YOUR GOAL: Each line that includes "elevator" counts once; give the total and nothing besides.

· · ·

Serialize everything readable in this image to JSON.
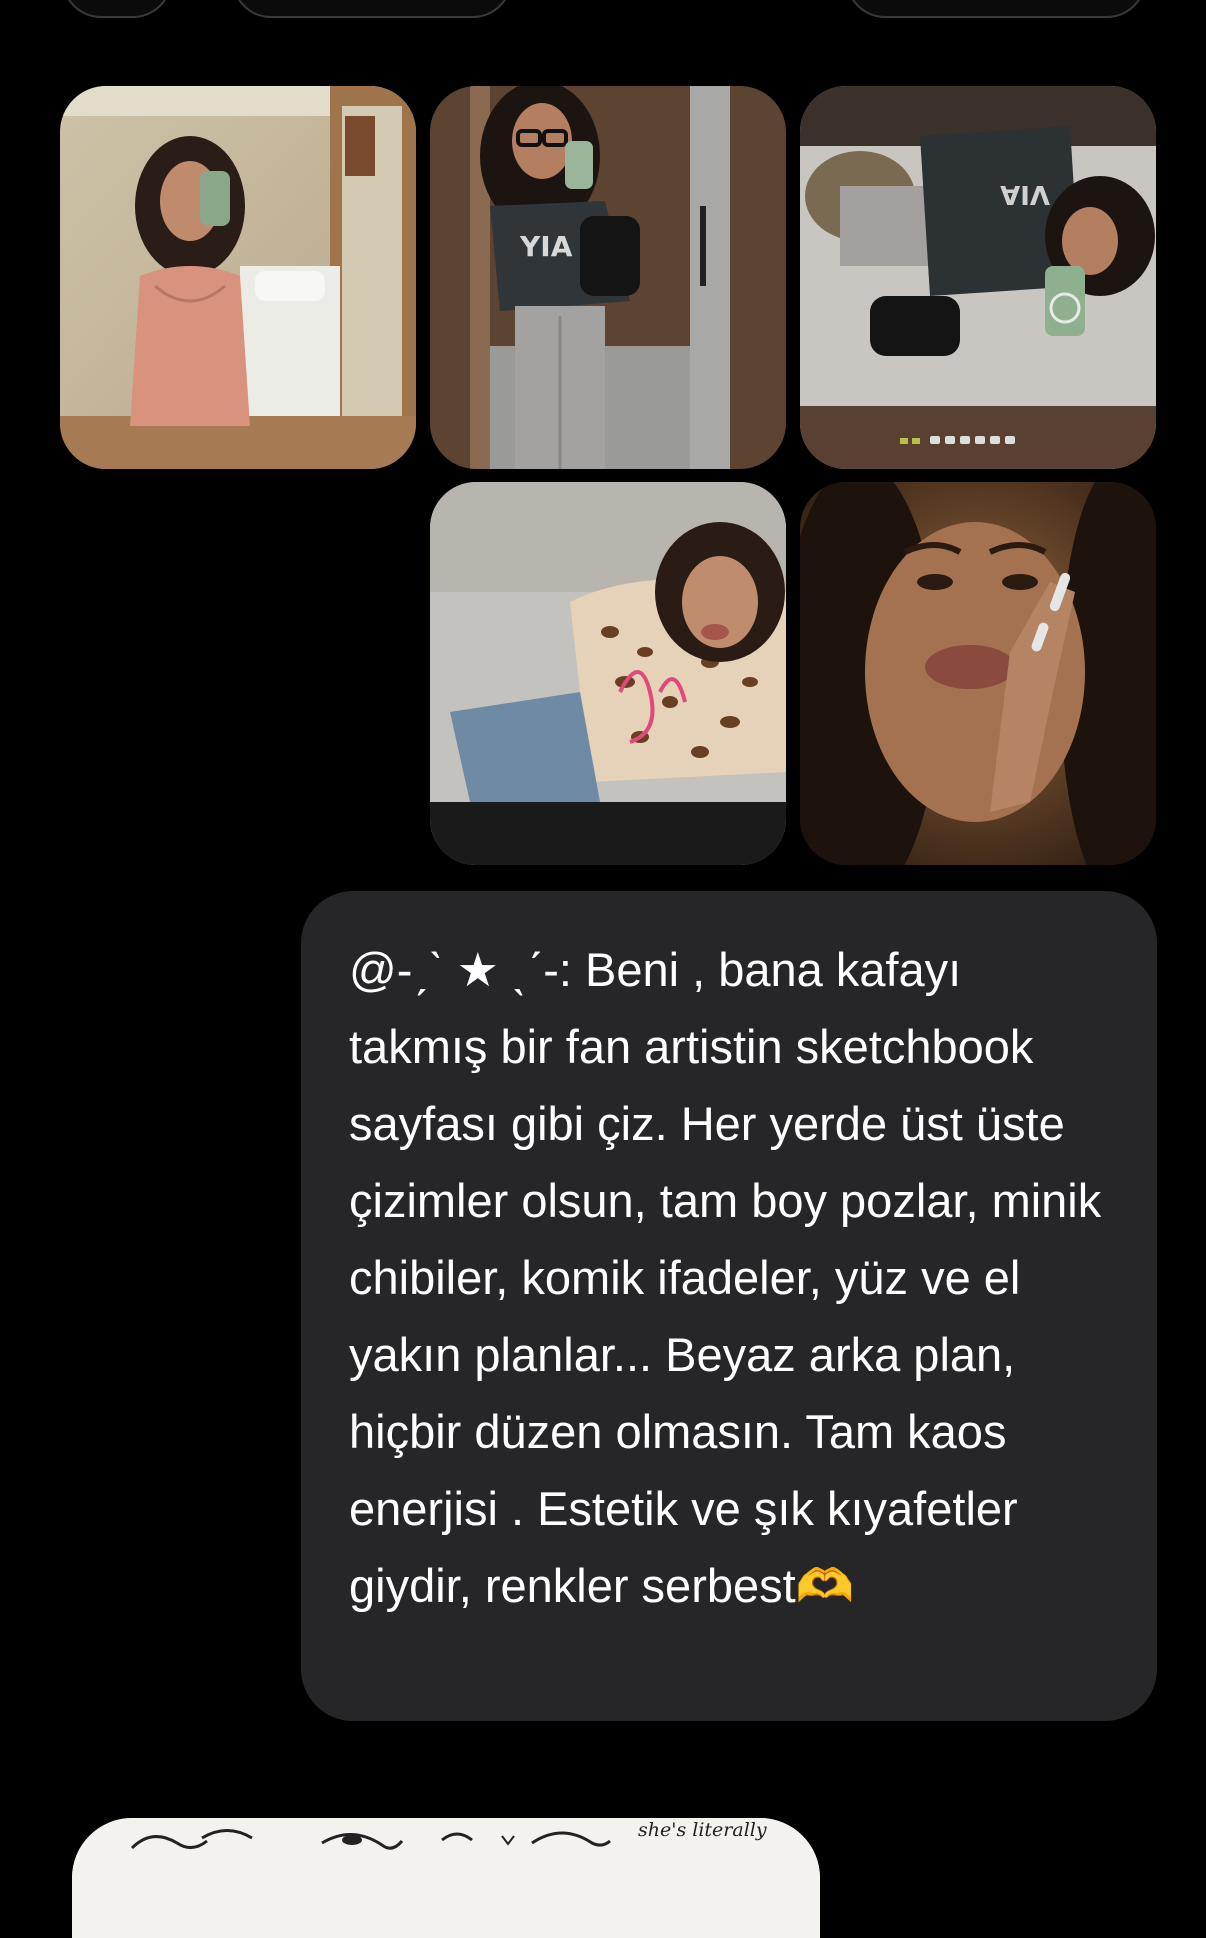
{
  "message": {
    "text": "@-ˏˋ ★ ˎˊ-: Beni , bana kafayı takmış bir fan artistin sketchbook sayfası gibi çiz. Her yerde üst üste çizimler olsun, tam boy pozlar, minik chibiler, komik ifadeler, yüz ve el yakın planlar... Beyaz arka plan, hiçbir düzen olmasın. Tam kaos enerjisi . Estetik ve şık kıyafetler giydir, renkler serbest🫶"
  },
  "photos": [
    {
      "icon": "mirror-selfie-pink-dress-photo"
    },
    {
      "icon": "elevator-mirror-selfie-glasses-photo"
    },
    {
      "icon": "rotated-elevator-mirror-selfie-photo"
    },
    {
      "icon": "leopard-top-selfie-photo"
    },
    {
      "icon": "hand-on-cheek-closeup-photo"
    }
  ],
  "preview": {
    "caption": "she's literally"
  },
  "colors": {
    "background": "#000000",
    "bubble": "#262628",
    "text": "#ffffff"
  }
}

· · ·

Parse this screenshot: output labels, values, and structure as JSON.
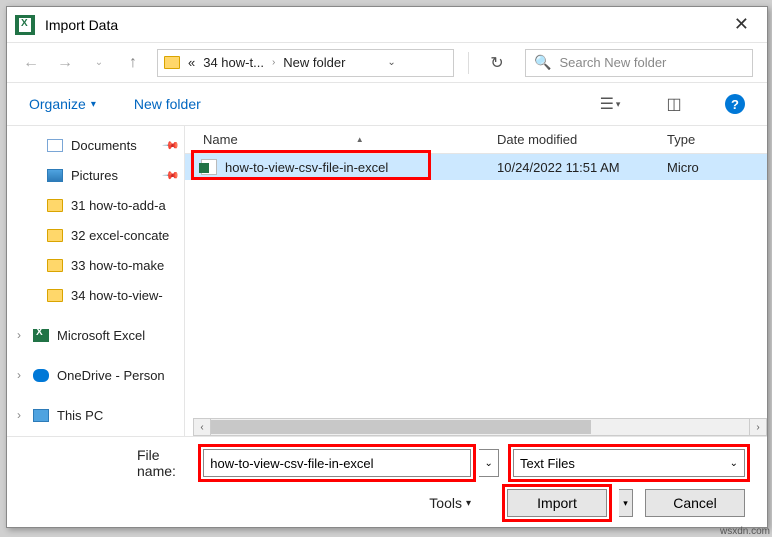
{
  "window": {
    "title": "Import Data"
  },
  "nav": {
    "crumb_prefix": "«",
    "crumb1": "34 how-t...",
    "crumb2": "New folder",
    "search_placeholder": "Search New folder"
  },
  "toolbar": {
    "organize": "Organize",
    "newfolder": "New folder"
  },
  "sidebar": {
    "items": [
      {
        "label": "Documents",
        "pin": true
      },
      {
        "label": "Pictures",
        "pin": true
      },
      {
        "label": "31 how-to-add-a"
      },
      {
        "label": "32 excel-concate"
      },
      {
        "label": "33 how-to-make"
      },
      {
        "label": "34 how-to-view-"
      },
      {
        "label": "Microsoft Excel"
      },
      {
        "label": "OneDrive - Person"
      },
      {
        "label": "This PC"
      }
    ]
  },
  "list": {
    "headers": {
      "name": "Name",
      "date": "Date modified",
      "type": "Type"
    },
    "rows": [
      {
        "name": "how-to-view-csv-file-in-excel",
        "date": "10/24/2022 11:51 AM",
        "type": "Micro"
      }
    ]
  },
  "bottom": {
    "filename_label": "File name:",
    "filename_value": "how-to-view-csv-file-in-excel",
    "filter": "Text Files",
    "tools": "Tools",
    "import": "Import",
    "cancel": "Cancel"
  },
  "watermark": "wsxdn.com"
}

· · ·

RESPONSE: 2